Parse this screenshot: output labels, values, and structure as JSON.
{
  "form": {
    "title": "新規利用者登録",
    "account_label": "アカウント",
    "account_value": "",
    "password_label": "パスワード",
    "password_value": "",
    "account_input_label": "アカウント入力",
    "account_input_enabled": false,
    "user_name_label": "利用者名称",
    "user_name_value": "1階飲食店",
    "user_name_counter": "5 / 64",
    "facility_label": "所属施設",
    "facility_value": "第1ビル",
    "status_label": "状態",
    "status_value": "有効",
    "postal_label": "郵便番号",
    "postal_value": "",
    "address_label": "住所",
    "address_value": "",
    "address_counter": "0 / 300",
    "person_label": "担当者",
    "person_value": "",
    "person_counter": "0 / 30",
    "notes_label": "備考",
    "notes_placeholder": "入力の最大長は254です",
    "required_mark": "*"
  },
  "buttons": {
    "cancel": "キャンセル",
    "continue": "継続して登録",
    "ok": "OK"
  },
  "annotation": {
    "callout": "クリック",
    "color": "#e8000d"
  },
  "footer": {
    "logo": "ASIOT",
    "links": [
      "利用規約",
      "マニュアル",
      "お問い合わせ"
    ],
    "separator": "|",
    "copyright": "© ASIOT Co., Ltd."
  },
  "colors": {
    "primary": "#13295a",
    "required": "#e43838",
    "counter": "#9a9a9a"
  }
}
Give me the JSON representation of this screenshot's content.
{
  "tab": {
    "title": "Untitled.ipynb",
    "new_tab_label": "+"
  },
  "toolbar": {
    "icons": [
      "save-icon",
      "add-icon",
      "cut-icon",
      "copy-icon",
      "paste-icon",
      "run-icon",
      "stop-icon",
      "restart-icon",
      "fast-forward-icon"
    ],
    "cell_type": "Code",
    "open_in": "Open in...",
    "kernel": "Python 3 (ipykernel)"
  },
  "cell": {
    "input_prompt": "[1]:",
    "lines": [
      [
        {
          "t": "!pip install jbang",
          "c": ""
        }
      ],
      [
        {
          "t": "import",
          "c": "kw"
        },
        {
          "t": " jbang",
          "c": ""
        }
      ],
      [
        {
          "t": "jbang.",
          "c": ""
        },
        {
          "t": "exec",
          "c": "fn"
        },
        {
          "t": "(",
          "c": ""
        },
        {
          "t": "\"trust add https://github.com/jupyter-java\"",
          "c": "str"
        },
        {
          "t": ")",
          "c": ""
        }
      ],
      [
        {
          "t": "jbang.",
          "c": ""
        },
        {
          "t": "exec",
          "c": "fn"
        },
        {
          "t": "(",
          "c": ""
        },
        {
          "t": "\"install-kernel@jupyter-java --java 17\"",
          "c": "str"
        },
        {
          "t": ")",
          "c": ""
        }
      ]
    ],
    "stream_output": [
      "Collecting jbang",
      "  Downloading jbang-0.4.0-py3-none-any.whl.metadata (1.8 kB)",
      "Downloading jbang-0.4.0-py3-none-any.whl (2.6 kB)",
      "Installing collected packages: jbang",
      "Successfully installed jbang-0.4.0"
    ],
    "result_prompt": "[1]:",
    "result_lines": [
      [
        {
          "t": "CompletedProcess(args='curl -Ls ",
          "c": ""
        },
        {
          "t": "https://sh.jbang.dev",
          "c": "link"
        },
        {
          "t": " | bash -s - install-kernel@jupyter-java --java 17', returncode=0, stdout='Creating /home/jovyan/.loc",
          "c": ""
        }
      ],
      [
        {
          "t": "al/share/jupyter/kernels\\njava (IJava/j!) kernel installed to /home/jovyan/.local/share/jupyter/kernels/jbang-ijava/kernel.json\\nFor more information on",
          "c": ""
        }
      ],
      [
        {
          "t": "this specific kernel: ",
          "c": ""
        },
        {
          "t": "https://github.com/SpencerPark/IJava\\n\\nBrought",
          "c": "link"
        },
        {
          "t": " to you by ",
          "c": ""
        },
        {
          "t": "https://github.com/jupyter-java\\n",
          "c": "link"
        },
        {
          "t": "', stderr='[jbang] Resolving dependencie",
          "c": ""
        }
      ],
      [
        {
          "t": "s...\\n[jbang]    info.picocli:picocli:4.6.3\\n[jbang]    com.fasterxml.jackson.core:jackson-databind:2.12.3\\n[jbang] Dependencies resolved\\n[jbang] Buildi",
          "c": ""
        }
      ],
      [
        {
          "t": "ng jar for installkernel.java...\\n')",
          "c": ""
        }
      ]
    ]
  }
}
□ □ □ □ □ □ □
_OBJECTIVE_. Type the whole listing again, unaltered.

_EXERCISE SOLUTION_.
Parse this screenshot: output labels, values, and structure as JSON.
{
  "form": {
    "title": "新規利用者登録",
    "account_label": "アカウント",
    "account_value": "",
    "password_label": "パスワード",
    "password_value": "",
    "account_input_label": "アカウント入力",
    "account_input_enabled": false,
    "user_name_label": "利用者名称",
    "user_name_value": "1階飲食店",
    "user_name_counter": "5 / 64",
    "facility_label": "所属施設",
    "facility_value": "第1ビル",
    "status_label": "状態",
    "status_value": "有効",
    "postal_label": "郵便番号",
    "postal_value": "",
    "address_label": "住所",
    "address_value": "",
    "address_counter": "0 / 300",
    "person_label": "担当者",
    "person_value": "",
    "person_counter": "0 / 30",
    "notes_label": "備考",
    "notes_placeholder": "入力の最大長は254です",
    "required_mark": "*"
  },
  "buttons": {
    "cancel": "キャンセル",
    "continue": "継続して登録",
    "ok": "OK"
  },
  "annotation": {
    "callout": "クリック",
    "color": "#e8000d"
  },
  "footer": {
    "logo": "ASIOT",
    "links": [
      "利用規約",
      "マニュアル",
      "お問い合わせ"
    ],
    "separator": "|",
    "copyright": "© ASIOT Co., Ltd."
  },
  "colors": {
    "primary": "#13295a",
    "required": "#e43838",
    "counter": "#9a9a9a"
  }
}
Give me the JSON representation of this screenshot's content.
{
  "tab": {
    "title": "Untitled.ipynb",
    "new_tab_label": "+"
  },
  "toolbar": {
    "icons": [
      "save-icon",
      "add-icon",
      "cut-icon",
      "copy-icon",
      "paste-icon",
      "run-icon",
      "stop-icon",
      "restart-icon",
      "fast-forward-icon"
    ],
    "cell_type": "Code",
    "open_in": "Open in...",
    "kernel": "Python 3 (ipykernel)"
  },
  "cell": {
    "input_prompt": "[1]:",
    "lines": [
      [
        {
          "t": "!pip install jbang",
          "c": ""
        }
      ],
      [
        {
          "t": "import",
          "c": "kw"
        },
        {
          "t": " jbang",
          "c": ""
        }
      ],
      [
        {
          "t": "jbang.",
          "c": ""
        },
        {
          "t": "exec",
          "c": "fn"
        },
        {
          "t": "(",
          "c": ""
        },
        {
          "t": "\"trust add https://github.com/jupyter-java\"",
          "c": "str"
        },
        {
          "t": ")",
          "c": ""
        }
      ],
      [
        {
          "t": "jbang.",
          "c": ""
        },
        {
          "t": "exec",
          "c": "fn"
        },
        {
          "t": "(",
          "c": ""
        },
        {
          "t": "\"install-kernel@jupyter-java --java 17\"",
          "c": "str"
        },
        {
          "t": ")",
          "c": ""
        }
      ]
    ],
    "stream_output": [
      "Collecting jbang",
      "  Downloading jbang-0.4.0-py3-none-any.whl.metadata (1.8 kB)",
      "Downloading jbang-0.4.0-py3-none-any.whl (2.6 kB)",
      "Installing collected packages: jbang",
      "Successfully installed jbang-0.4.0"
    ],
    "result_prompt": "[1]:",
    "result_lines": [
      [
        {
          "t": "CompletedProcess(args='curl -Ls ",
          "c": ""
        },
        {
          "t": "https://sh.jbang.dev",
          "c": "link"
        },
        {
          "t": " | bash -s - install-kernel@jupyter-java --java 17', returncode=0, stdout='Creating /home/jovyan/.loc",
          "c": ""
        }
      ],
      [
        {
          "t": "al/share/jupyter/kernels\\njava (IJava/j!) kernel installed to /home/jovyan/.local/share/jupyter/kernels/jbang-ijava/kernel.json\\nFor more information on",
          "c": ""
        }
      ],
      [
        {
          "t": "this specific kernel: ",
          "c": ""
        },
        {
          "t": "https://github.com/SpencerPark/IJava\\n\\nBrought",
          "c": "link"
        },
        {
          "t": " to you by ",
          "c": ""
        },
        {
          "t": "https://github.com/jupyter-java\\n",
          "c": "link"
        },
        {
          "t": "', stderr='[jbang] Resolving dependencie",
          "c": ""
        }
      ],
      [
        {
          "t": "s...\\n[jbang]    info.picocli:picocli:4.6.3\\n[jbang]    com.fasterxml.jackson.core:jackson-databind:2.12.3\\n[jbang] Dependencies resolved\\n[jbang] Buildi",
          "c": ""
        }
      ],
      [
        {
          "t": "ng jar for installkernel.java...\\n')",
          "c": ""
        }
      ]
    ]
  }
}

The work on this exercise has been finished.